WHAT YOU HAVE TO DO
Identify the lines that include the word "почтовой", then copy all of them.
--- DATA SUPPLIED ---
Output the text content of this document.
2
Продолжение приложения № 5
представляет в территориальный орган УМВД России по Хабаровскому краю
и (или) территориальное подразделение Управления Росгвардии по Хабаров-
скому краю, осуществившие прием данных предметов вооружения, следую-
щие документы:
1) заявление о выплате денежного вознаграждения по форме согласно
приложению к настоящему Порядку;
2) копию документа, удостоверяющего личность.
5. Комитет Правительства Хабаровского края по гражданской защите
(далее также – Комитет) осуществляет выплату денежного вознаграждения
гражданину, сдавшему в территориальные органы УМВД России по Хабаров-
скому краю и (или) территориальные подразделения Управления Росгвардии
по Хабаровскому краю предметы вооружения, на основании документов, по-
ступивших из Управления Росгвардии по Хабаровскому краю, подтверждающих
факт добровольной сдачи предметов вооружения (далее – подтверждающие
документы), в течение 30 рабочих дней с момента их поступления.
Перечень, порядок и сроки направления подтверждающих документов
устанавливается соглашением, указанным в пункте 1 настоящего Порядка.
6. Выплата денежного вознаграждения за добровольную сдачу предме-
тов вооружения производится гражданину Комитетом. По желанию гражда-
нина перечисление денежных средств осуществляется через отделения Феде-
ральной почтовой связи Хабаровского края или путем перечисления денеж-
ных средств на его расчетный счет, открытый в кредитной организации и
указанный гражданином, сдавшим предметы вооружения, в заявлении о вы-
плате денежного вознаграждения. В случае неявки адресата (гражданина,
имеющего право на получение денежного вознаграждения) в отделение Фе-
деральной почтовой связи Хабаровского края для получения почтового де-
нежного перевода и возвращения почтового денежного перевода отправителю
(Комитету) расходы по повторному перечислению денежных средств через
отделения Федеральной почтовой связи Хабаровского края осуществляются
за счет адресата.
---
ANSWER TO THE PROBLEM
ральной почтовой связи Хабаровского края или путем перечисления денеж-
деральной почтовой связи Хабаровского края для получения почтового де-
отделения Федеральной почтовой связи Хабаровского края осуществляются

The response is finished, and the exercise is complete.